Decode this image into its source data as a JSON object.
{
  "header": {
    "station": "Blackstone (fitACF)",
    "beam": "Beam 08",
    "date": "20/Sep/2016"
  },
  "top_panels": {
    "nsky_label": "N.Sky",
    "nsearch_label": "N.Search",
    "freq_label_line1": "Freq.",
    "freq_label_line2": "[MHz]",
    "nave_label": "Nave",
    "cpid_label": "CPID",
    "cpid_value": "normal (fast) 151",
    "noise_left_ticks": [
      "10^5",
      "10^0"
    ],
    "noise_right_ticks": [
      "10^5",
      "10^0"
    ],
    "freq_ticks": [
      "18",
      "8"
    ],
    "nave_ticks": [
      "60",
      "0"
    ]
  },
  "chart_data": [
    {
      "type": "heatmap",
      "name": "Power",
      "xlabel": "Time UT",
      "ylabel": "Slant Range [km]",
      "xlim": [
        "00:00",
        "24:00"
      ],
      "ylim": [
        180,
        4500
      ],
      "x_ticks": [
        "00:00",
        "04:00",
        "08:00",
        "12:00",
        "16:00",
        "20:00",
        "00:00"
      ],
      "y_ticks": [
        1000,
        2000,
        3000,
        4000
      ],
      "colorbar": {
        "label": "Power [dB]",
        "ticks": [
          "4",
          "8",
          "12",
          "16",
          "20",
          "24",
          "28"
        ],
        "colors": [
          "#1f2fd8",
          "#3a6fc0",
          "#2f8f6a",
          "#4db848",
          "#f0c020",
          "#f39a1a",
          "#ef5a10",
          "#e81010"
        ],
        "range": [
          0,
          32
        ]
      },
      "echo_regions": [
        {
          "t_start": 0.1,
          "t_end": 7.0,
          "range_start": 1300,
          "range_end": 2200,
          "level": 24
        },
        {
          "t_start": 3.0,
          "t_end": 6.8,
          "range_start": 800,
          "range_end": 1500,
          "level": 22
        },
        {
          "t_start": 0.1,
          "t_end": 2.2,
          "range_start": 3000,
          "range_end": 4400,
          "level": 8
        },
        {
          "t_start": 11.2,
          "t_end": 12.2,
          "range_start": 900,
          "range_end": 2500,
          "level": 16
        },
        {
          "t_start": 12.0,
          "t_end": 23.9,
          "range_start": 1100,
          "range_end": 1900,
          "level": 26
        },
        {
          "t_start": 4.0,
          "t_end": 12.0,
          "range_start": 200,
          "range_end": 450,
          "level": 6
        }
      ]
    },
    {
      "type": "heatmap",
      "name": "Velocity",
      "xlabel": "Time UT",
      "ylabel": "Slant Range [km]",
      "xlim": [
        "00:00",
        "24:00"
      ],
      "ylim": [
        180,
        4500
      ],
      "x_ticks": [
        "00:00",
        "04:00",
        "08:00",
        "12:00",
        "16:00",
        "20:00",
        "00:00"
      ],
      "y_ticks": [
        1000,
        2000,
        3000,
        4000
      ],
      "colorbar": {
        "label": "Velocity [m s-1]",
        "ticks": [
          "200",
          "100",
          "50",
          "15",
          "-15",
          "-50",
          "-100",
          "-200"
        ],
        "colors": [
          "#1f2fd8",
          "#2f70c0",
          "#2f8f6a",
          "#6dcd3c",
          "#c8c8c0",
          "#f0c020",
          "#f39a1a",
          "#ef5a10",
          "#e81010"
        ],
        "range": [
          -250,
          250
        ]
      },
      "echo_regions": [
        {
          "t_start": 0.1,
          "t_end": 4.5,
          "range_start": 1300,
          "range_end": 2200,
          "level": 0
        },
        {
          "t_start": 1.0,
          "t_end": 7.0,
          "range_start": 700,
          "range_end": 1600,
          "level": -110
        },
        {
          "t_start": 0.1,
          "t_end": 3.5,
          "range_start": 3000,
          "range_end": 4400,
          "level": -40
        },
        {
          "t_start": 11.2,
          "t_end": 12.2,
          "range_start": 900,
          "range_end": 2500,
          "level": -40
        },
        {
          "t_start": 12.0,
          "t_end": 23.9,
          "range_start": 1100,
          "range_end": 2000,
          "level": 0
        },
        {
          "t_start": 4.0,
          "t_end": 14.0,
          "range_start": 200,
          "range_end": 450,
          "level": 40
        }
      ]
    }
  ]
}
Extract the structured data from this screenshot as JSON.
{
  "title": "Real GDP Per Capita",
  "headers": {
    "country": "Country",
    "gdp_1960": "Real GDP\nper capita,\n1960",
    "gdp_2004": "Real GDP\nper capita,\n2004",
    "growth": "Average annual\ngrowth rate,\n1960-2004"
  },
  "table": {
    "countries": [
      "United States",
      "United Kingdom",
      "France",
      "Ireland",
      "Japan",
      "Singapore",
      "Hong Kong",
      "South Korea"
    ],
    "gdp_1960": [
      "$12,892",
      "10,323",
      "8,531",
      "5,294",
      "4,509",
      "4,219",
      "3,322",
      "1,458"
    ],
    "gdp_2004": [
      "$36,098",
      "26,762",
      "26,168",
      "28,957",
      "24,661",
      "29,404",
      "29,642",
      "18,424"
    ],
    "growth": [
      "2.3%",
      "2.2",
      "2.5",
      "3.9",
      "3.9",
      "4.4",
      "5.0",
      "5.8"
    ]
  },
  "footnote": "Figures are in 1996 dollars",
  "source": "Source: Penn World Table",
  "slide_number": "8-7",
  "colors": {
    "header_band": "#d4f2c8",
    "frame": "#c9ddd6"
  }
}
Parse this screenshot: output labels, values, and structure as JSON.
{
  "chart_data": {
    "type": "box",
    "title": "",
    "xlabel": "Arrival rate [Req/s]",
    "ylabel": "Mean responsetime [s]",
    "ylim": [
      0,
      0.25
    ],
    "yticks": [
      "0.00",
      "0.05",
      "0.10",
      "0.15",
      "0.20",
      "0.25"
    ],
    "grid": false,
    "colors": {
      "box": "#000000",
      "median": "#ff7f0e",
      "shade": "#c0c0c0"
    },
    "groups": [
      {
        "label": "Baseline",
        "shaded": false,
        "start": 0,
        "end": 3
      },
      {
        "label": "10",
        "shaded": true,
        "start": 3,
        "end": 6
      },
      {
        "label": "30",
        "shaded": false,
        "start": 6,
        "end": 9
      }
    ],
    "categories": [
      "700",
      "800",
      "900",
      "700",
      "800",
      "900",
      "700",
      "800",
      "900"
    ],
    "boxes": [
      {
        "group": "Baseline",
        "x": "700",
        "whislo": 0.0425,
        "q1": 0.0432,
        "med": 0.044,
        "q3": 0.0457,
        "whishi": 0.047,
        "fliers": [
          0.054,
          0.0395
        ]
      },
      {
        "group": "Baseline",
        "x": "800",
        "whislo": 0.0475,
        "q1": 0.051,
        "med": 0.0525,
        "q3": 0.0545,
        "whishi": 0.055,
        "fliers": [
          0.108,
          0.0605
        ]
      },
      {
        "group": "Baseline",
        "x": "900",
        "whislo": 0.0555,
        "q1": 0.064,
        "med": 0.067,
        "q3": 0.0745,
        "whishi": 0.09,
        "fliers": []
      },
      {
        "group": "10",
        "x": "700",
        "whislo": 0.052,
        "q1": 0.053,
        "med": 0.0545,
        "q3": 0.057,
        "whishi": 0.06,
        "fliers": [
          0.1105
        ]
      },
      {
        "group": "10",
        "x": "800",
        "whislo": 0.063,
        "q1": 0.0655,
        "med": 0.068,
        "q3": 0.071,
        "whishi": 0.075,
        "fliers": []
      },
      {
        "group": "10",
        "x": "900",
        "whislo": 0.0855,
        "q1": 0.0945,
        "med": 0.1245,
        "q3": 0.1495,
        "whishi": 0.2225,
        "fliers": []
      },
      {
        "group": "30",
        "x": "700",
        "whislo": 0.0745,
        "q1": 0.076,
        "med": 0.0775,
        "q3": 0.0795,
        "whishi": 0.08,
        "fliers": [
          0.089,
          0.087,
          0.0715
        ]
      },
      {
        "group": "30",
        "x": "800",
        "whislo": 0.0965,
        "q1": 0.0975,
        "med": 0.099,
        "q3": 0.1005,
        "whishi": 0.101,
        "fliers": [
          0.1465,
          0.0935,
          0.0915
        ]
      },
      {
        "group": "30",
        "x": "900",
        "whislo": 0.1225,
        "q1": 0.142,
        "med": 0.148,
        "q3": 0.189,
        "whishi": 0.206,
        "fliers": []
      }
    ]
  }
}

◇ ◇ ◇ ◇ ◇

▶ **EXERCISE REQUIREMENTS**: Copy out every line of the material above that mentions the word "nper".

▶ **SOLUTION TO THE PROBLEM**:
    "gdp_1960": "Real GDP\nper capita,\n1960",
    "gdp_2004": "Real GDP\nper capita,\n2004",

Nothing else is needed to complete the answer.